[BEGIN Record list]

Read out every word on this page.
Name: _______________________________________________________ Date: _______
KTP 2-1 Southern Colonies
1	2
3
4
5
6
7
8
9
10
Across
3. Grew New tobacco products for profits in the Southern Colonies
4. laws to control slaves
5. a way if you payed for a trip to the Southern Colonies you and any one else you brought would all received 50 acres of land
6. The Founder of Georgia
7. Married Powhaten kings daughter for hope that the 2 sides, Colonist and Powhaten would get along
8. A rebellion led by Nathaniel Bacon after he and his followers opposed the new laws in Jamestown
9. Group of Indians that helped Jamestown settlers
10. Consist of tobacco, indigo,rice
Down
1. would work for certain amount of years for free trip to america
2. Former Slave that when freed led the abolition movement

[END Record list]

◆ **Stated task**
Reproduce the listing shown above in its entirety, exactly.

◆ **Reply to the exercise**
Read out every word on this page.
Name: _______________________________________________________ Date: _______
KTP 2-1 Southern Colonies
1	2
3
4
5
6
7
8
9
10
Across
3. Grew New tobacco products for profits in the Southern Colonies
4. laws to control slaves
5. a way if you payed for a trip to the Southern Colonies you and any one else you brought would all received 50 acres of land
6. The Founder of Georgia
7. Married Powhaten kings daughter for hope that the 2 sides, Colonist and Powhaten would get along
8. A rebellion led by Nathaniel Bacon after he and his followers opposed the new laws in Jamestown
9. Group of Indians that helped Jamestown settlers
10. Consist of tobacco, indigo,rice
Down
1. would work for certain amount of years for free trip to america
2. Former Slave that when freed led the abolition movement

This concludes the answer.